Rename every "legend-entry" in the items below to "legend-item", and give all the lines again with nothing else altered. Leave the picture out of your answer.

===== Entries supplied

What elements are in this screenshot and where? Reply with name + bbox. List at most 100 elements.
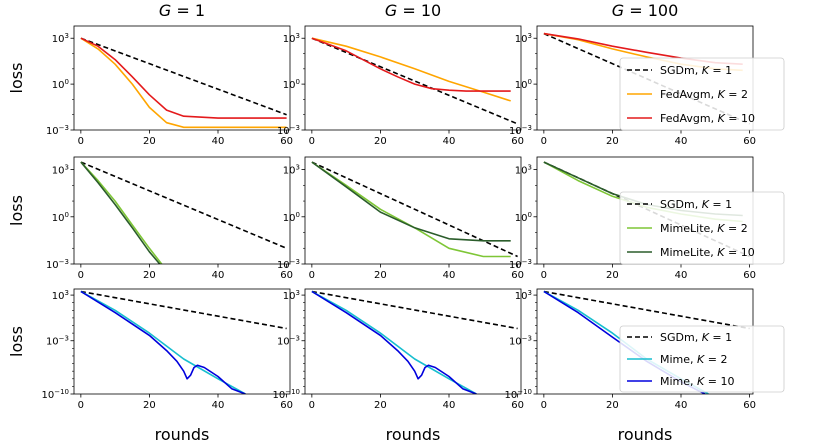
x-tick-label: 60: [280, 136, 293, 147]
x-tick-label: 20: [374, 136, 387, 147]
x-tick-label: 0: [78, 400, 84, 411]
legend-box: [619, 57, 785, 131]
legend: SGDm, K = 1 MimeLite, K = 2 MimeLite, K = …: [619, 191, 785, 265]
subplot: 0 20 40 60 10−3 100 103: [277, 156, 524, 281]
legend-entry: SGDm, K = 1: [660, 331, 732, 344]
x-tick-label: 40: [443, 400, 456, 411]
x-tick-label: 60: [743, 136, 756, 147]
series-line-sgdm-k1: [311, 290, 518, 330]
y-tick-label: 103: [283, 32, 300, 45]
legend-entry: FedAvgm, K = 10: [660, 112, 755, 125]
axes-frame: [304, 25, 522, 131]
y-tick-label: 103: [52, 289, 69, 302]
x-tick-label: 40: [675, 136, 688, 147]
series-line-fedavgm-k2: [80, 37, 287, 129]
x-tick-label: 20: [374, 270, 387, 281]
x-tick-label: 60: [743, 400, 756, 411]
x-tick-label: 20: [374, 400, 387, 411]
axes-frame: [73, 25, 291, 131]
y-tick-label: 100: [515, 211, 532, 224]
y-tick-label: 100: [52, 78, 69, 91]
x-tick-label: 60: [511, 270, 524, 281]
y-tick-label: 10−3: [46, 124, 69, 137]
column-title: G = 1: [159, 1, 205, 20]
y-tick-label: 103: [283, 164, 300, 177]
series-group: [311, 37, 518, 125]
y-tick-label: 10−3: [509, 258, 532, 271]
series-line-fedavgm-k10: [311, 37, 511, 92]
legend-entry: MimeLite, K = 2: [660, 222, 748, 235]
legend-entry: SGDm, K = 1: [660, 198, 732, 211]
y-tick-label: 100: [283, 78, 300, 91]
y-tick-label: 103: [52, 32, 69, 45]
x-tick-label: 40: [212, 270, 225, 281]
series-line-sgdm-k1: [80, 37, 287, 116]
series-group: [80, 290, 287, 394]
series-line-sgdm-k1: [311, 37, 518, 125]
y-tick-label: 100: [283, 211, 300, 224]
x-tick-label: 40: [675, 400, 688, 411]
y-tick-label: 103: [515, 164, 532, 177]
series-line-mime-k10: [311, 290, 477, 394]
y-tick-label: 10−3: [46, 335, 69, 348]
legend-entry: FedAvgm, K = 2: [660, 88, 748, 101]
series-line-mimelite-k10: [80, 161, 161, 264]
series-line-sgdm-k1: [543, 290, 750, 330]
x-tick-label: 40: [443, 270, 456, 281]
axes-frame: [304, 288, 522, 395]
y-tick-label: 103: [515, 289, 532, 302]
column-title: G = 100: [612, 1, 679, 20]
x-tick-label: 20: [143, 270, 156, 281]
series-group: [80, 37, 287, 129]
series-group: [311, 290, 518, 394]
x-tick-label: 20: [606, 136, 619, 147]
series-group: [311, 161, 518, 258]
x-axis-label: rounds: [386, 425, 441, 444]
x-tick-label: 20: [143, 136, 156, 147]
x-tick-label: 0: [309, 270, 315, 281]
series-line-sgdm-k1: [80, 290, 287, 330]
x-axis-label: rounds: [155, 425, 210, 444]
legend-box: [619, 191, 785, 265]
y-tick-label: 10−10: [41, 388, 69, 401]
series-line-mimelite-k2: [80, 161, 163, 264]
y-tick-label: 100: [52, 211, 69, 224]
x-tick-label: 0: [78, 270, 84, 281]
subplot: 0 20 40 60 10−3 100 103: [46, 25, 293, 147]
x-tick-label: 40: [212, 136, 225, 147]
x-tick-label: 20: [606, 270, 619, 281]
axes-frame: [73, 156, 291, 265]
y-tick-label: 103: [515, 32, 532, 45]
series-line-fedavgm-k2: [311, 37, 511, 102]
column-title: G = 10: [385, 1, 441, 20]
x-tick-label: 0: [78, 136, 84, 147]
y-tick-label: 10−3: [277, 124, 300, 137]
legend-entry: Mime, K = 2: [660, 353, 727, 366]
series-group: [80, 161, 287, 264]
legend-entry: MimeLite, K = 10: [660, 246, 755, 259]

==========

Finished task =>
What elements are in this screenshot and where? Reply with name + bbox. List at most 100 elements.
x-tick-label: 60: [280, 136, 293, 147]
x-tick-label: 20: [374, 136, 387, 147]
x-tick-label: 0: [78, 400, 84, 411]
legend-box: [619, 57, 785, 131]
legend: SGDm, K = 1 MimeLite, K = 2 MimeLite, K = …: [619, 191, 785, 265]
subplot: 0 20 40 60 10−3 100 103: [277, 156, 524, 281]
legend-item: SGDm, K = 1: [660, 331, 732, 344]
x-tick-label: 40: [443, 400, 456, 411]
x-tick-label: 60: [743, 136, 756, 147]
series-line-sgdm-k1: [311, 290, 518, 330]
y-tick-label: 103: [283, 32, 300, 45]
legend-item: FedAvgm, K = 10: [660, 112, 755, 125]
axes-frame: [304, 25, 522, 131]
y-tick-label: 103: [52, 289, 69, 302]
x-tick-label: 40: [675, 136, 688, 147]
series-line-fedavgm-k2: [80, 37, 287, 129]
x-tick-label: 20: [374, 270, 387, 281]
x-tick-label: 60: [743, 400, 756, 411]
x-tick-label: 20: [374, 400, 387, 411]
axes-frame: [73, 25, 291, 131]
y-tick-label: 100: [515, 211, 532, 224]
y-tick-label: 100: [52, 78, 69, 91]
x-tick-label: 60: [511, 270, 524, 281]
y-tick-label: 10−3: [46, 124, 69, 137]
column-title: G = 1: [159, 1, 205, 20]
y-tick-label: 103: [283, 164, 300, 177]
series-group: [311, 37, 518, 125]
y-tick-label: 10−3: [509, 258, 532, 271]
series-line-fedavgm-k10: [311, 37, 511, 92]
legend-item: MimeLite, K = 2: [660, 222, 748, 235]
legend-item: SGDm, K = 1: [660, 198, 732, 211]
y-tick-label: 100: [283, 78, 300, 91]
y-tick-label: 103: [52, 32, 69, 45]
x-tick-label: 40: [212, 270, 225, 281]
series-line-sgdm-k1: [80, 37, 287, 116]
series-group: [80, 290, 287, 394]
series-line-sgdm-k1: [311, 37, 518, 125]
y-tick-label: 100: [283, 211, 300, 224]
x-tick-label: 40: [675, 400, 688, 411]
y-tick-label: 103: [515, 164, 532, 177]
series-line-mime-k10: [311, 290, 477, 394]
y-tick-label: 10−3: [46, 335, 69, 348]
legend-item: FedAvgm, K = 2: [660, 88, 748, 101]
series-line-mimelite-k10: [80, 161, 161, 264]
series-line-sgdm-k1: [543, 290, 750, 330]
x-tick-label: 40: [443, 270, 456, 281]
axes-frame: [304, 288, 522, 395]
y-tick-label: 103: [515, 289, 532, 302]
column-title: G = 100: [612, 1, 679, 20]
x-tick-label: 20: [143, 270, 156, 281]
series-group: [80, 37, 287, 129]
series-group: [311, 290, 518, 394]
x-tick-label: 20: [606, 136, 619, 147]
series-group: [311, 161, 518, 258]
x-axis-label: rounds: [386, 425, 441, 444]
x-tick-label: 20: [143, 136, 156, 147]
x-tick-label: 0: [309, 270, 315, 281]
series-line-sgdm-k1: [80, 290, 287, 330]
x-axis-label: rounds: [155, 425, 210, 444]
legend-box: [619, 191, 785, 265]
y-tick-label: 10−10: [41, 388, 69, 401]
series-line-mimelite-k2: [80, 161, 163, 264]
y-tick-label: 100: [52, 211, 69, 224]
x-tick-label: 0: [78, 270, 84, 281]
subplot: 0 20 40 60 10−3 100 103: [46, 25, 293, 147]
x-tick-label: 40: [212, 136, 225, 147]
x-tick-label: 20: [606, 270, 619, 281]
axes-frame: [73, 156, 291, 265]
y-tick-label: 103: [515, 32, 532, 45]
series-line-fedavgm-k2: [311, 37, 511, 102]
column-title: G = 10: [385, 1, 441, 20]
x-tick-label: 0: [78, 136, 84, 147]
y-tick-label: 10−3: [277, 124, 300, 137]
legend-item: Mime, K = 2: [660, 353, 727, 366]
series-group: [80, 161, 287, 264]
legend-item: MimeLite, K = 10: [660, 246, 755, 259]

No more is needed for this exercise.